Task goal: Transcribe the lines from the one containing "footnote-1: 1) EPS" through the one containing "table-row: Of which Support Solutions -1%", both included, with no changes.

Part of a data file:
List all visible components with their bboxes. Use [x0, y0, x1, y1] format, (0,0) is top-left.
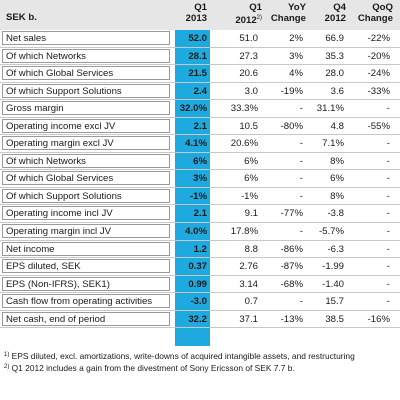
footnote-1: 1) EPS diluted, excl. amortizations, wri…	[4, 351, 355, 361]
table-row: Of which Support Solutions 2.4 3.0 -19% …	[0, 83, 400, 101]
table-body: Net sales 52.0 51.0 2% 66.9 -22% Of whic…	[0, 30, 400, 329]
table-row: Of which Support Solutions -1% -1% - 8% …	[0, 188, 400, 206]
table-row: EPS (Non-IFRS), SEK1) 0.99 3.14 -68% -1.…	[0, 276, 400, 294]
table-row: Net sales 52.0 51.0 2% 66.9 -22%	[0, 30, 400, 48]
table-row: Of which Networks 28.1 27.3 3% 35.3 -20%	[0, 48, 400, 66]
q1-2013-highlight-column	[175, 30, 210, 346]
table-row: Net cash, end of period 32.2 37.1 -13% 3…	[0, 311, 400, 329]
table-row: Operating margin incl JV 4.0% 17.8% - -5…	[0, 223, 400, 241]
table-header: SEK b. Q1 2013 Q1 20122) YoY Change Q4 2…	[0, 0, 400, 30]
table-row: Operating income incl JV 2.1 9.1 -77% -3…	[0, 205, 400, 224]
table-row: Operating income excl JV 2.1 10.5 -80% 4…	[0, 118, 400, 136]
footnote-ref: 2)	[256, 15, 262, 21]
column-header-yoy: YoY Change	[270, 2, 306, 24]
footnote-2: 2) Q1 2012 includes a gain from the dive…	[4, 363, 295, 373]
unit-label: SEK b.	[6, 12, 37, 23]
table-row: Operating margin excl JV 4.1% 20.6% - 7.…	[0, 135, 400, 153]
table-row: Net income 1.2 8.8 -86% -6.3 -	[0, 241, 400, 259]
table-row: EPS diluted, SEK 0.37 2.76 -87% -1.99 -	[0, 258, 400, 276]
column-header-q1-2012: Q1 20122)	[235, 2, 262, 26]
column-header-q1-2013: Q1 2013	[185, 2, 207, 24]
table-row: Cash flow from operating activities -3.0…	[0, 293, 400, 311]
table-row: Of which Global Services 3% 6% - 6% -	[0, 170, 400, 188]
column-header-q4-2012: Q4 2012	[324, 2, 346, 24]
footnotes: 1) EPS diluted, excl. amortizations, wri…	[4, 350, 398, 374]
table-row: Of which Networks 6% 6% - 8% -	[0, 153, 400, 171]
table-row: Of which Global Services 21.5 20.6 4% 28…	[0, 65, 400, 83]
column-header-qoq: QoQ Change	[357, 2, 393, 24]
table-row: Gross margin 32.0% 33.3% - 31.1% -	[0, 100, 400, 118]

Output for this exercise:
footnote-1: 1) EPS diluted, excl. amortizations, wri…	[4, 351, 355, 361]
table-row: Of which Support Solutions 2.4 3.0 -19% …	[0, 83, 400, 101]
table-body: Net sales 52.0 51.0 2% 66.9 -22% Of whic…	[0, 30, 400, 329]
table-row: Of which Support Solutions -1% -1% - 8% …	[0, 188, 400, 206]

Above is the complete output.